> _What is required_: Wherever "dialog" appears in a line, copy that line.
━━━━━━━━━━━━━━━━
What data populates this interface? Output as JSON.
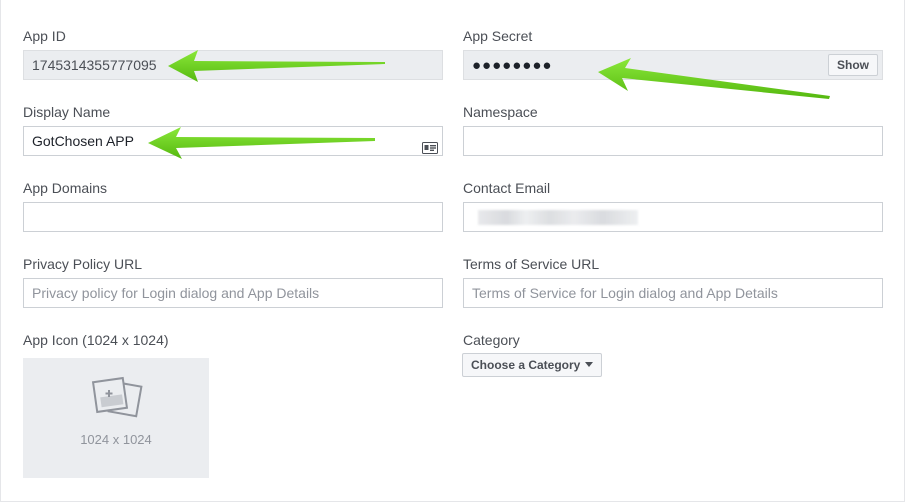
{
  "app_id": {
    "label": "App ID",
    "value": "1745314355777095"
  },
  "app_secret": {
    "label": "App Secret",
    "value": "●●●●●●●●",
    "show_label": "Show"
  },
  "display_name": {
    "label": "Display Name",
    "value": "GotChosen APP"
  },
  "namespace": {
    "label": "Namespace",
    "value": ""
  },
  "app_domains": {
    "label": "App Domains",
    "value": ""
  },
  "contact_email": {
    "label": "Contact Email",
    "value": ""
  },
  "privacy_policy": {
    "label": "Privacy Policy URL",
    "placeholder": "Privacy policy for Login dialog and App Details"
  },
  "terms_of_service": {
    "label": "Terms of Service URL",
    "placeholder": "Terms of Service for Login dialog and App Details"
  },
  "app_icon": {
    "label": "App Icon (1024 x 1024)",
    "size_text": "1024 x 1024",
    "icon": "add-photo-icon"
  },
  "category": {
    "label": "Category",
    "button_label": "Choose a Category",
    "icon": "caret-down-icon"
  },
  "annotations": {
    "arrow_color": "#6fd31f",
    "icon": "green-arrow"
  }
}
━━━━━━━━━━━━━━━━
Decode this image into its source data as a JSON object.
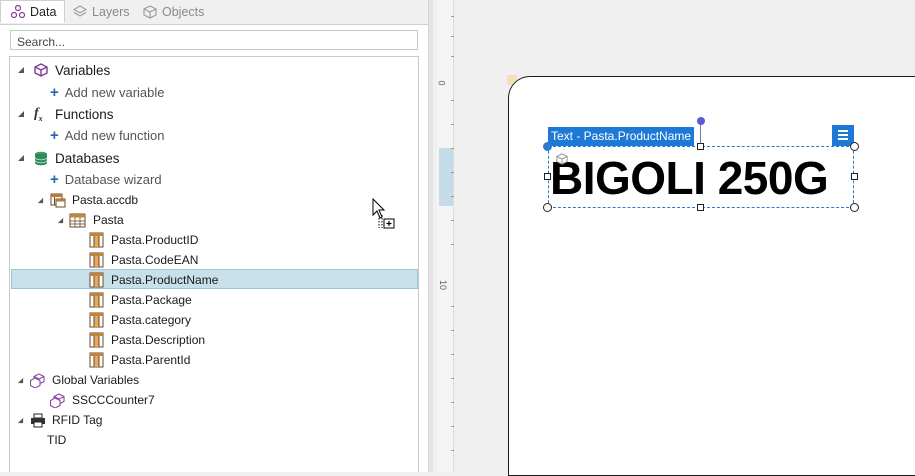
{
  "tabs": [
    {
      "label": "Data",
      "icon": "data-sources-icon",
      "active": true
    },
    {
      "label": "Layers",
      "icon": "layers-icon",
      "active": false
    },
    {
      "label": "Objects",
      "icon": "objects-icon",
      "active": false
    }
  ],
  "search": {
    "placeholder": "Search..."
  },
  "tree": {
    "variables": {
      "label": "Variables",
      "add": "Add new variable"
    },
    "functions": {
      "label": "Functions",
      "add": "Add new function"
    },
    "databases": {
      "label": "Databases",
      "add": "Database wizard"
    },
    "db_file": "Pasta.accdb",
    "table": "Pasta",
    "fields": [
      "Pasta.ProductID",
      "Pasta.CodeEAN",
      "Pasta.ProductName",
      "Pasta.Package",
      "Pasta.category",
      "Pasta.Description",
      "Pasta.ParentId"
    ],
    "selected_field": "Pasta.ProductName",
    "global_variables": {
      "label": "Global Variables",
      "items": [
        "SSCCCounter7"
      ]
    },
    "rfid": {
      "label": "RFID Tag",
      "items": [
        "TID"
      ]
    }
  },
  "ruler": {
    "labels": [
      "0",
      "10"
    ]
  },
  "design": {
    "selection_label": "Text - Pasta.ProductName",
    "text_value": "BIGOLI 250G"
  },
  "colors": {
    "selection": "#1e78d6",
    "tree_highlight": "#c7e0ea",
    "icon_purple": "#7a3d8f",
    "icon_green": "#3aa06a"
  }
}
━━━━━━━━━━━━━━━━
> _Complete response_:
    "placeholder": "Privacy policy for Login dialog and App Details"
    "placeholder": "Terms of Service for Login dialog and App Details"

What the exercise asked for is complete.